### Problems to solve:
A – Using the post about finding the most common value across dataframe columns, decide whether each statement agrees with it: (i) cumstats::Mode is the fastest of the options tested; (ii) the function from the StackOverflow post returns only one mode; (iii) the test compares three options. Answer yes or no for each, and quote the deciding words of the post.
B – In the post about finding the most common value across dataframe columns, what are the two members of the list that cumstats::Mode returns?
C – Reproduce the part of the post about finding the most common value across dataframe columns that opens with the words "Here is a comparative" and closes with "the first found.".

### Source extract:
********************

2020-Oct-31 18:14 UTC

head link

[R] fast way to find most common value across columns dataframe

Hello,

Here is a comparative test of 3 options.

cumstats::Mode returns a list with two members,

Values: all the modes.
Frequency: their frequency

The value of the mode must be extracted after. cumstats::Mode is by far 
the slowest but returns more information.

The function below is in this StackOverflow post [1]. It's the fastest 
but only returns one mode, the first found.


set.seed(2020)
V <- LETTERS
df <- replicate(100, sample(V, 1000, replace = TRUE))
df <- as.data.frame(t(df))

Mode <- function(x) {
   ux <- unique(x)
   ux[which.max(tabulate(match(x, ux)))]
}

res1 <- apply(df, 1, prettyR::Mode)

********************

### Dataset content:
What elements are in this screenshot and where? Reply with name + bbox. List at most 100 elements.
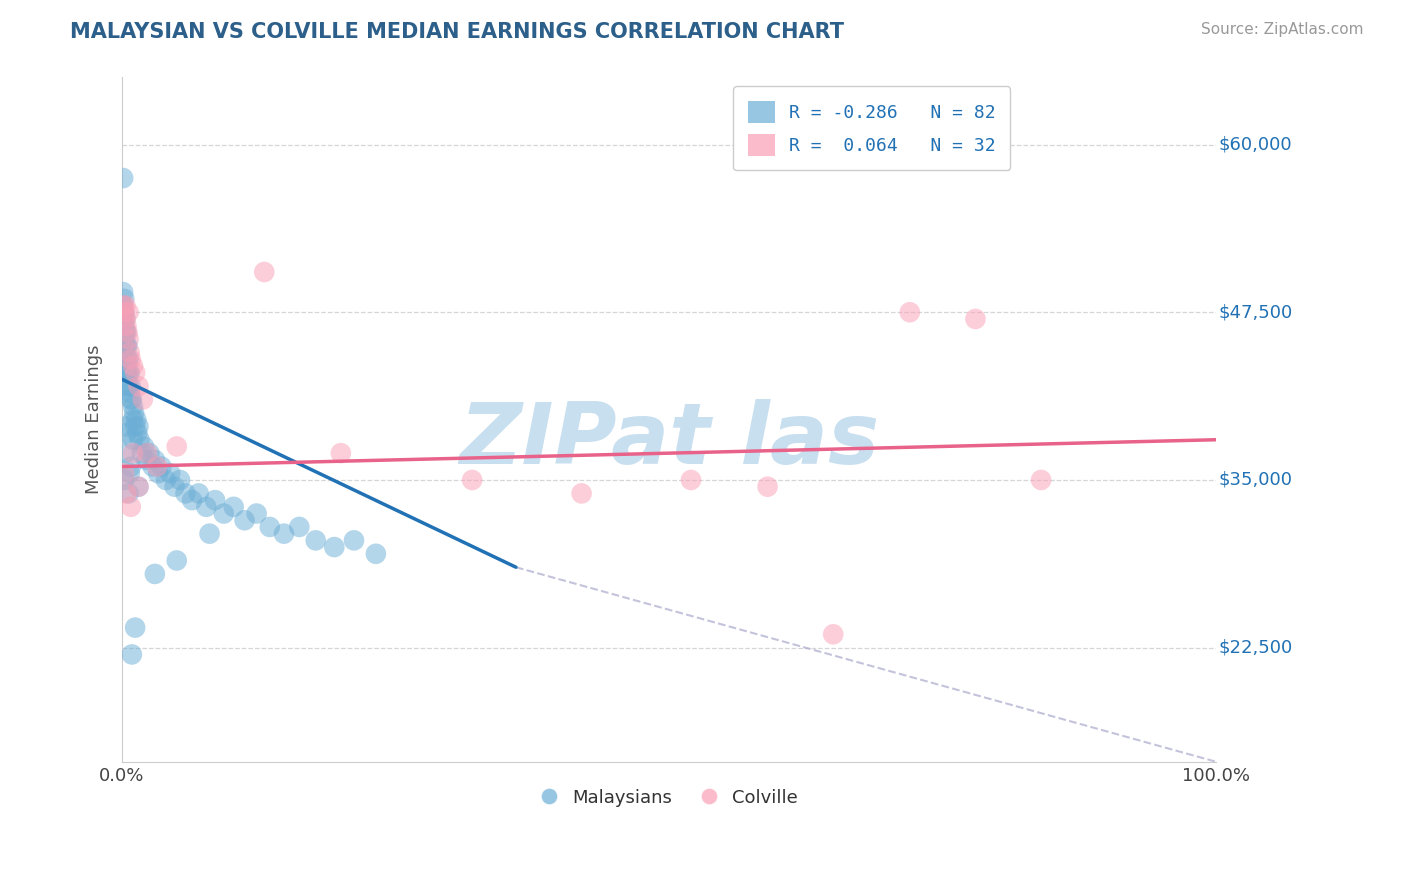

********************

### Answers below:
A –
(i) No: "is by far the slowest"
(ii) Yes: "only returns one mode, the first found"
(iii) Yes: "Here is a comparative test of 3 options."

B – Values, which holds all the modes, and Frequency, which holds their frequency.

C –
Here is a comparative test of 3 options.

cumstats::Mode returns a list with two members,

Values: all the modes.
Frequency: their frequency

The value of the mode must be extracted after. cumstats::Mode is by far 
the slowest but returns more information.

The function below is in this StackOverflow post [1]. It's the fastest 
but only returns one mode, the first found.